Records excerpted from a collection:
== == ==
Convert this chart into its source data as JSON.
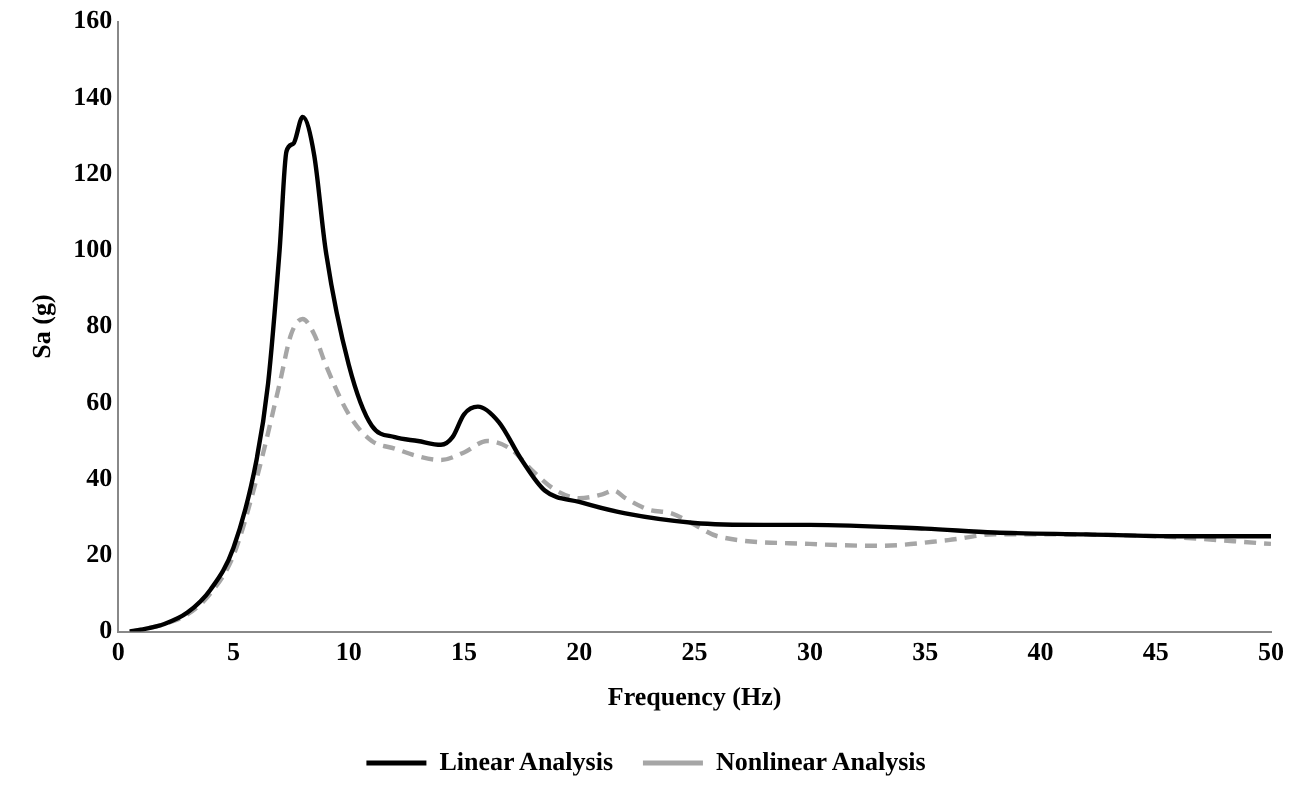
{
  "chart_data": {
    "type": "line",
    "xlabel": "Frequency (Hz)",
    "ylabel": "Sa (g)",
    "xlim": [
      0,
      50
    ],
    "xticks": [
      0,
      5,
      10,
      15,
      20,
      25,
      30,
      35,
      40,
      45,
      50
    ],
    "ylim": [
      0,
      160
    ],
    "yticks": [
      0,
      20,
      40,
      60,
      80,
      100,
      120,
      140,
      160
    ],
    "grid": false,
    "legend": "bottom",
    "marker": "none",
    "series": [
      {
        "name": "Linear Analysis",
        "color": "#000000",
        "line_style": "solid",
        "x": [
          0.5,
          1,
          2,
          3,
          4,
          5,
          6,
          6.5,
          7,
          7.3,
          7.6,
          8,
          8.5,
          9,
          10,
          11,
          12,
          13,
          14,
          14.5,
          15,
          15.6,
          16.5,
          17.5,
          18.5,
          20,
          22,
          25,
          28,
          30,
          35,
          38,
          42,
          46,
          50
        ],
        "values": [
          0,
          0.5,
          2,
          5,
          11,
          22,
          45,
          65,
          100,
          126,
          128,
          135,
          125,
          100,
          70,
          54,
          51,
          50,
          49,
          51,
          57,
          59,
          55,
          45,
          37,
          34,
          31,
          28.5,
          28,
          28,
          27,
          26,
          25.5,
          25,
          25
        ]
      },
      {
        "name": "Nonlinear Analysis",
        "color": "#a6a6a6",
        "line_style": "dashed",
        "x": [
          0.5,
          1,
          2,
          3,
          4,
          5,
          6,
          7,
          7.5,
          8,
          8.5,
          9,
          10,
          11,
          12,
          13,
          14,
          15,
          16,
          17,
          18,
          19,
          20,
          21,
          21.5,
          22,
          23,
          24,
          25,
          26,
          30,
          33,
          36,
          38,
          40,
          45,
          50
        ],
        "values": [
          0,
          0.5,
          2,
          4.5,
          10,
          20,
          40,
          65,
          78,
          82,
          78,
          70,
          57,
          50,
          48,
          46,
          45,
          47,
          50,
          48,
          42,
          37,
          35,
          36,
          37,
          35,
          32,
          31,
          28,
          25,
          23,
          22.5,
          24,
          25.5,
          25.5,
          25,
          23
        ]
      }
    ]
  }
}
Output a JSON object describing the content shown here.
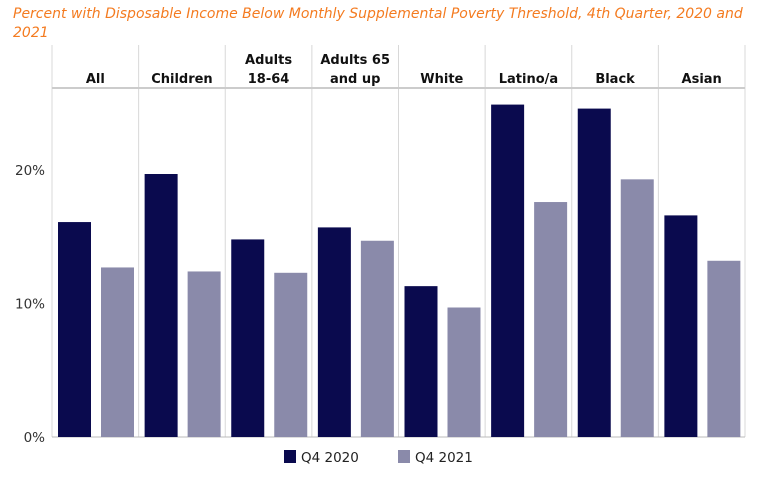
{
  "chart_data": {
    "type": "bar",
    "subtitle": "Percent with Disposable Income Below Monthly Supplemental Poverty Threshold, 4th Quarter, 2020 and 2021",
    "categories": [
      [
        "All"
      ],
      [
        "Children"
      ],
      [
        "Adults",
        "18-64"
      ],
      [
        "Adults 65",
        "and up"
      ],
      [
        "White"
      ],
      [
        "Latino/a"
      ],
      [
        "Black"
      ],
      [
        "Asian"
      ]
    ],
    "series": [
      {
        "name": "Q4 2020",
        "color": "#0a0a4e",
        "values": [
          16.1,
          19.7,
          14.8,
          15.7,
          11.3,
          24.9,
          24.6,
          16.6
        ]
      },
      {
        "name": "Q4 2021",
        "color": "#8a8aaa",
        "values": [
          12.7,
          12.4,
          12.3,
          14.7,
          9.7,
          17.6,
          19.3,
          13.2
        ]
      }
    ],
    "yticks": [
      "0%",
      "10%",
      "20%"
    ],
    "ylim": [
      0,
      26
    ],
    "legend": "bottom",
    "grid": false
  }
}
== == ==
## Task instructions
Without including any pictures, print all of the material exactly as given.

## Reply to the task
Convert this chart into its source data as JSON.
{
  "chart_data": {
    "type": "line",
    "xlabel": "Frequency (Hz)",
    "ylabel": "Sa (g)",
    "xlim": [
      0,
      50
    ],
    "xticks": [
      0,
      5,
      10,
      15,
      20,
      25,
      30,
      35,
      40,
      45,
      50
    ],
    "ylim": [
      0,
      160
    ],
    "yticks": [
      0,
      20,
      40,
      60,
      80,
      100,
      120,
      140,
      160
    ],
    "grid": false,
    "legend": "bottom",
    "marker": "none",
    "series": [
      {
        "name": "Linear Analysis",
        "color": "#000000",
        "line_style": "solid",
        "x": [
          0.5,
          1,
          2,
          3,
          4,
          5,
          6,
          6.5,
          7,
          7.3,
          7.6,
          8,
          8.5,
          9,
          10,
          11,
          12,
          13,
          14,
          14.5,
          15,
          15.6,
          16.5,
          17.5,
          18.5,
          20,
          22,
          25,
          28,
          30,
          35,
          38,
          42,
          46,
          50
        ],
        "values": [
          0,
          0.5,
          2,
          5,
          11,
          22,
          45,
          65,
          100,
          126,
          128,
          135,
          125,
          100,
          70,
          54,
          51,
          50,
          49,
          51,
          57,
          59,
          55,
          45,
          37,
          34,
          31,
          28.5,
          28,
          28,
          27,
          26,
          25.5,
          25,
          25
        ]
      },
      {
        "name": "Nonlinear Analysis",
        "color": "#a6a6a6",
        "line_style": "dashed",
        "x": [
          0.5,
          1,
          2,
          3,
          4,
          5,
          6,
          7,
          7.5,
          8,
          8.5,
          9,
          10,
          11,
          12,
          13,
          14,
          15,
          16,
          17,
          18,
          19,
          20,
          21,
          21.5,
          22,
          23,
          24,
          25,
          26,
          30,
          33,
          36,
          38,
          40,
          45,
          50
        ],
        "values": [
          0,
          0.5,
          2,
          4.5,
          10,
          20,
          40,
          65,
          78,
          82,
          78,
          70,
          57,
          50,
          48,
          46,
          45,
          47,
          50,
          48,
          42,
          37,
          35,
          36,
          37,
          35,
          32,
          31,
          28,
          25,
          23,
          22.5,
          24,
          25.5,
          25.5,
          25,
          23
        ]
      }
    ]
  }
}
Output a JSON object describing the content shown here.
{
  "chart_data": {
    "type": "bar",
    "subtitle": "Percent with Disposable Income Below Monthly Supplemental Poverty Threshold, 4th Quarter, 2020 and 2021",
    "categories": [
      [
        "All"
      ],
      [
        "Children"
      ],
      [
        "Adults",
        "18-64"
      ],
      [
        "Adults 65",
        "and up"
      ],
      [
        "White"
      ],
      [
        "Latino/a"
      ],
      [
        "Black"
      ],
      [
        "Asian"
      ]
    ],
    "series": [
      {
        "name": "Q4 2020",
        "color": "#0a0a4e",
        "values": [
          16.1,
          19.7,
          14.8,
          15.7,
          11.3,
          24.9,
          24.6,
          16.6
        ]
      },
      {
        "name": "Q4 2021",
        "color": "#8a8aaa",
        "values": [
          12.7,
          12.4,
          12.3,
          14.7,
          9.7,
          17.6,
          19.3,
          13.2
        ]
      }
    ],
    "yticks": [
      "0%",
      "10%",
      "20%"
    ],
    "ylim": [
      0,
      26
    ],
    "legend": "bottom",
    "grid": false
  }
}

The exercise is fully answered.